- **TASK REQUIREMENTS**:
Below are some records. Pull every line that contains the word "localhost".

+===+

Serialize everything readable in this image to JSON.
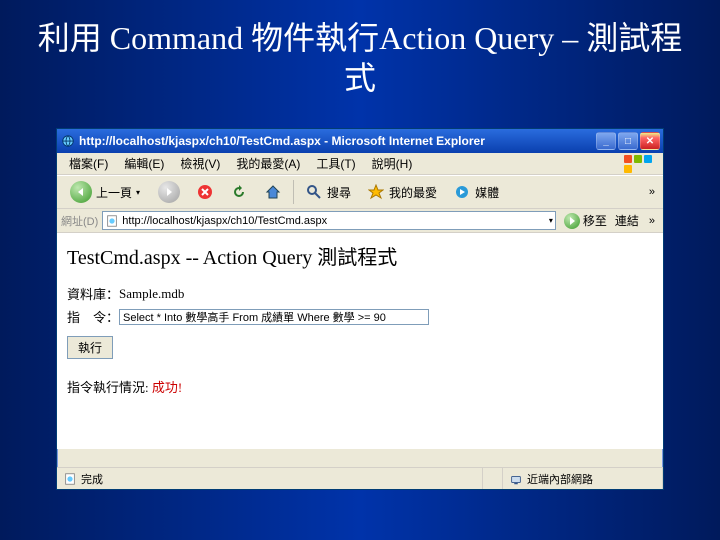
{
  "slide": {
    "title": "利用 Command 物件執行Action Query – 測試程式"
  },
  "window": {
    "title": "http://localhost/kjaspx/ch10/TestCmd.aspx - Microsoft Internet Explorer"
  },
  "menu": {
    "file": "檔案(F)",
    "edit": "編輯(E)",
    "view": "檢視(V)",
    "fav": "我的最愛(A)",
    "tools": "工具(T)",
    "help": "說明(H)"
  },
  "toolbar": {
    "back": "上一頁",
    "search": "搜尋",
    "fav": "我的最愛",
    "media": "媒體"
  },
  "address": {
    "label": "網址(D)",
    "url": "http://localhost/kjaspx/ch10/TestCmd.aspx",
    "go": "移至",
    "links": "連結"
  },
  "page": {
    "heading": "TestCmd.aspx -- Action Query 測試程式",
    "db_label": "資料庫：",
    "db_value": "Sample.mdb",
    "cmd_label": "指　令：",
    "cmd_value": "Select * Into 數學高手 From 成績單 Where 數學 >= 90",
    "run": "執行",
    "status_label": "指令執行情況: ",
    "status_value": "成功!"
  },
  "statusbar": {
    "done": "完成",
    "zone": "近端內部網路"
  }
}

+===+

- **RESPONSE**:
    "title": "http://localhost/kjaspx/ch10/TestCmd.aspx - Microsoft Internet Explorer"
    "url": "http://localhost/kjaspx/ch10/TestCmd.aspx",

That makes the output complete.